Exercise brief:
Every record that follows must be duplicated exactly, with images left out.

Records excerpted from a collection
╔══

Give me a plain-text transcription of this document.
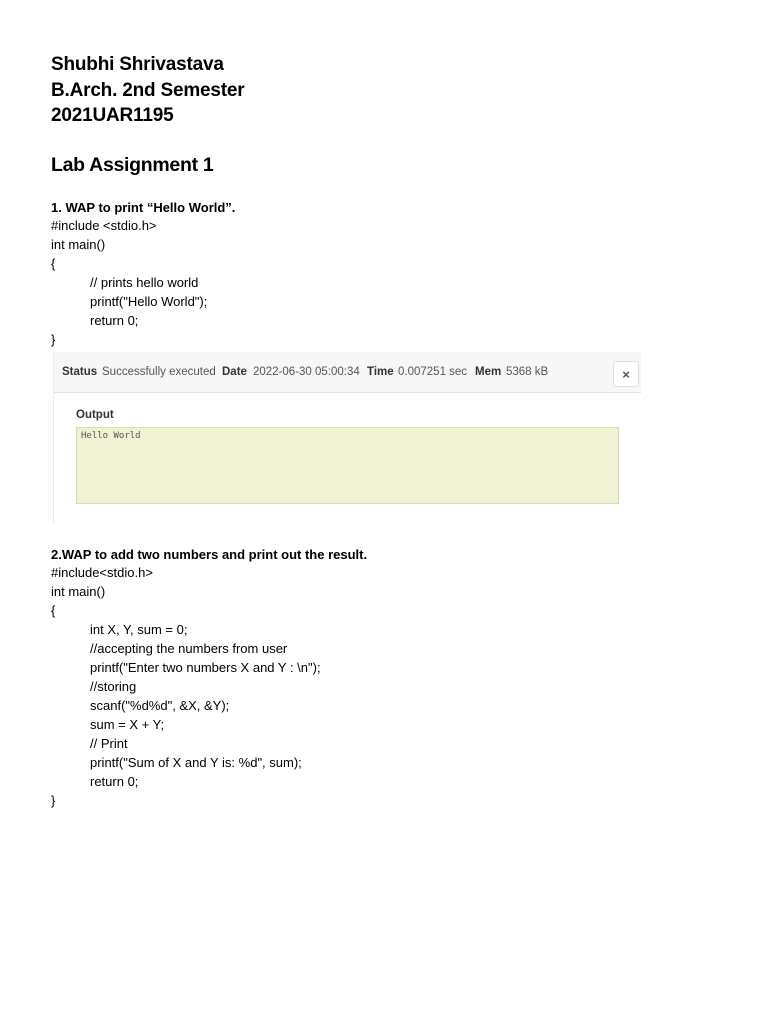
Shubhi Shrivastava
B.Arch. 2nd Semester
2021UAR1195
Lab Assignment 1
1. WAP to print “Hello World”.
#include <stdio.h>
int main()
{
// prints hello world
printf("Hello World");
return 0;
}
Status Successfully executed Date 2022-06-30 05:00:34 Time 0.007251 sec Mem 5368 kB	×
Output
Hello World
2.WAP to add two numbers and print out the result.
#include<stdio.h>
int main()
{
int X, Y, sum = 0;
//accepting the numbers from user
printf("Enter two numbers X and Y : \n");
//storing
scanf("%d%d", &X, &Y);
sum = X + Y;
// Print
printf("Sum of X and Y is: %d", sum);
return 0;
}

╚══

Result of this exercise:
Give me a plain-text transcription of this document.
Shubhi Shrivastava
B.Arch. 2nd Semester
2021UAR1195
Lab Assignment 1
1. WAP to print “Hello World”.
#include <stdio.h>
int main()
{
// prints hello world
printf("Hello World");
return 0;
}
Status Successfully executed Date 2022-06-30 05:00:34 Time 0.007251 sec Mem 5368 kB	×
Output
Hello World
2.WAP to add two numbers and print out the result.
#include<stdio.h>
int main()
{
int X, Y, sum = 0;
//accepting the numbers from user
printf("Enter two numbers X and Y : \n");
//storing
scanf("%d%d", &X, &Y);
sum = X + Y;
// Print
printf("Sum of X and Y is: %d", sum);
return 0;
}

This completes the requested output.